Goal:
Copy everything in the data below exactly except the pictures.

(A block of data)
•••

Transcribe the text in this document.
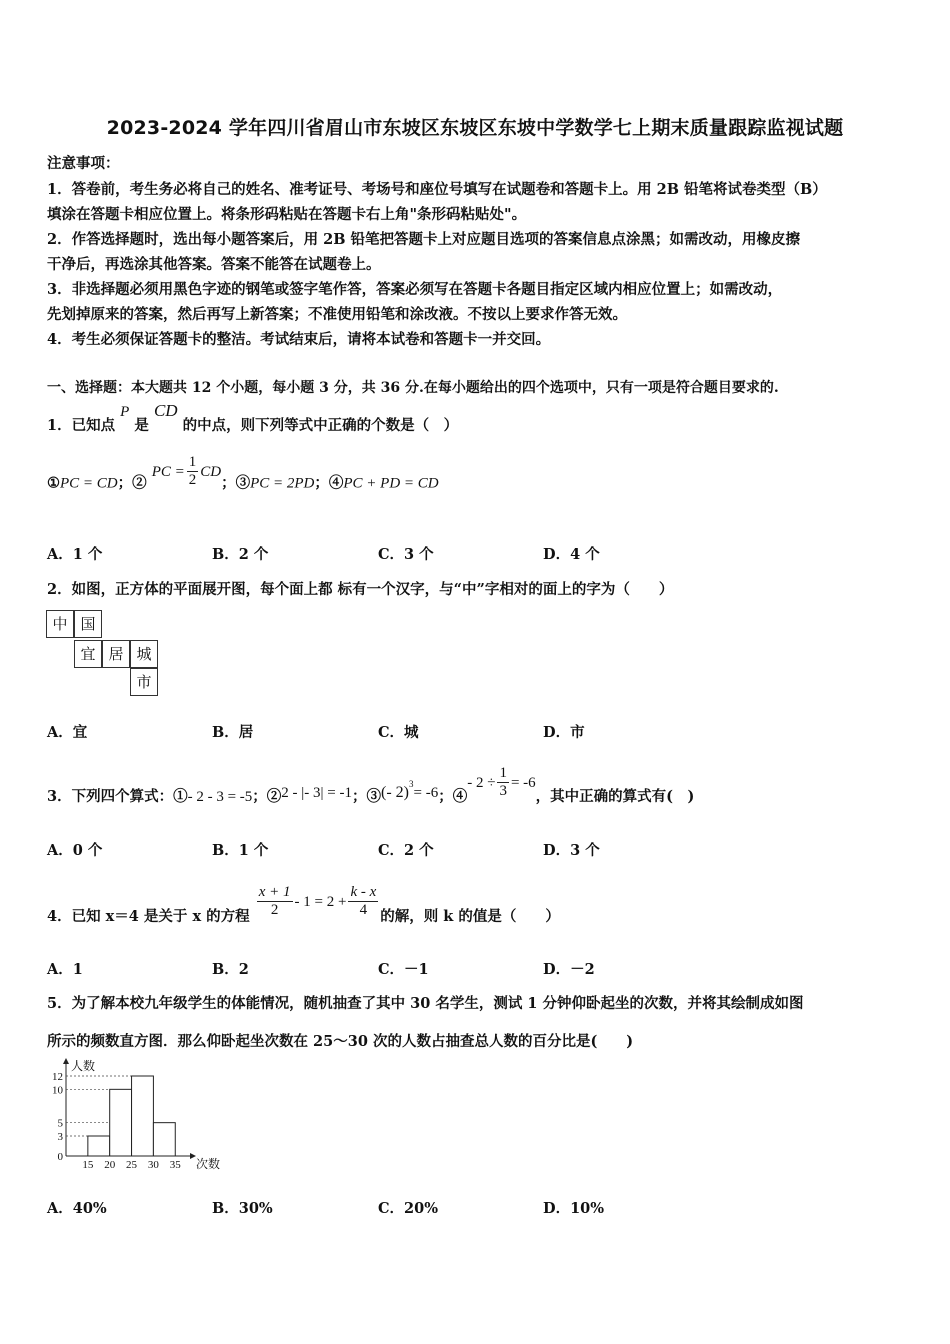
2023-2024 学年四川省眉山市东坡区东坡区东坡中学数学七上期末质量跟踪监视试题
注意事项：
1．答卷前，考生务必将自己的姓名、准考证号、考场号和座位号填写在试题卷和答题卡上。用 2B 铅笔将试卷类型（B）
填涂在答题卡相应位置上。将条形码粘贴在答题卡右上角"条形码粘贴处"。
2．作答选择题时，选出每小题答案后，用 2B 铅笔把答题卡上对应题目选项的答案信息点涂黑；如需改动，用橡皮擦
干净后，再选涂其他答案。答案不能答在试题卷上。
3．非选择题必须用黑色字迹的钢笔或签字笔作答，答案必须写在答题卡各题目指定区域内相应位置上；如需改动，
先划掉原来的答案，然后再写上新答案；不准使用铅笔和涂改液。不按以上要求作答无效。
4．考生必须保证答题卡的整洁。考试结束后，请将本试卷和答题卡一并交回。
一、选择题：本大题共 12 个小题，每小题 3 分，共 36 分.在每小题给出的四个选项中，只有一项是符合题目要求的.
1．已知点 P 是 CD 的中点，则下列等式中正确的个数是（　）
①PC = CD；② PC = $\frac{1}{2}$ CD；③PC = 2PD；④PC + PD = CD
A．1 个	B．2 个	C．3 个	D．4 个
2．如图，正方体的平面展开图，每个面上都 标有一个汉字，与“中”字相对的面上的字为（　　）
中 国
宜 居 城
市
A．宜	B．居	C．城	D．市
3．下列四个算式：①- 2 - 3 = -5；②2 - |- 3| = -1；③(- 2)$^3$= -6；④- $2 \div \frac{1}{3} = -6$，其中正确的算式有(　)
A．0 个	B．1 个	C．2 个	D．3 个
4．已知 x＝4 是关于 x 的方程 $\frac{x + 1}{2} - 1 = 2 + \frac{k - x}{4}$ 的解，则 k 的值是（　　）
A．1	B．2	C．－1	D．－2
5．为了解本校九年级学生的体能情况，随机抽查了其中 30 名学生，测试 1 分钟仰卧起坐的次数，并将其绘制成如图
所示的频数直方图．那么仰卧起坐次数在 25～30 次的人数占抽查总人数的百分比是(　　)
0
3
5
10
12
15 20 25 30 35
人数
次数
A．40%	B．30%	C．20%	D．10%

•••

Exercise result:
Transcribe the text in this document.
2023-2024 学年四川省眉山市东坡区东坡区东坡中学数学七上期末质量跟踪监视试题
注意事项：
1．答卷前，考生务必将自己的姓名、准考证号、考场号和座位号填写在试题卷和答题卡上。用 2B 铅笔将试卷类型（B）
填涂在答题卡相应位置上。将条形码粘贴在答题卡右上角"条形码粘贴处"。
2．作答选择题时，选出每小题答案后，用 2B 铅笔把答题卡上对应题目选项的答案信息点涂黑；如需改动，用橡皮擦
干净后，再选涂其他答案。答案不能答在试题卷上。
3．非选择题必须用黑色字迹的钢笔或签字笔作答，答案必须写在答题卡各题目指定区域内相应位置上；如需改动，
先划掉原来的答案，然后再写上新答案；不准使用铅笔和涂改液。不按以上要求作答无效。
4．考生必须保证答题卡的整洁。考试结束后，请将本试卷和答题卡一并交回。
一、选择题：本大题共 12 个小题，每小题 3 分，共 36 分.在每小题给出的四个选项中，只有一项是符合题目要求的.
1．已知点 P 是 CD 的中点，则下列等式中正确的个数是（　）
①PC = CD；② PC = $\frac{1}{2}$ CD；③PC = 2PD；④PC + PD = CD
A．1 个	B．2 个	C．3 个	D．4 个
2．如图，正方体的平面展开图，每个面上都 标有一个汉字，与“中”字相对的面上的字为（　　）
中 国
宜 居 城
市
A．宜	B．居	C．城	D．市
3．下列四个算式：①- 2 - 3 = -5；②2 - |- 3| = -1；③(- 2)$^3$= -6；④- $2 \div \frac{1}{3} = -6$，其中正确的算式有(　)
A．0 个	B．1 个	C．2 个	D．3 个
4．已知 x＝4 是关于 x 的方程 $\frac{x + 1}{2} - 1 = 2 + \frac{k - x}{4}$ 的解，则 k 的值是（　　）
A．1	B．2	C．－1	D．－2
5．为了解本校九年级学生的体能情况，随机抽查了其中 30 名学生，测试 1 分钟仰卧起坐的次数，并将其绘制成如图
所示的频数直方图．那么仰卧起坐次数在 25～30 次的人数占抽查总人数的百分比是(　　)
0
3
5
10
12
15 20 25 30 35
人数
次数
A．40%	B．30%	C．20%	D．10%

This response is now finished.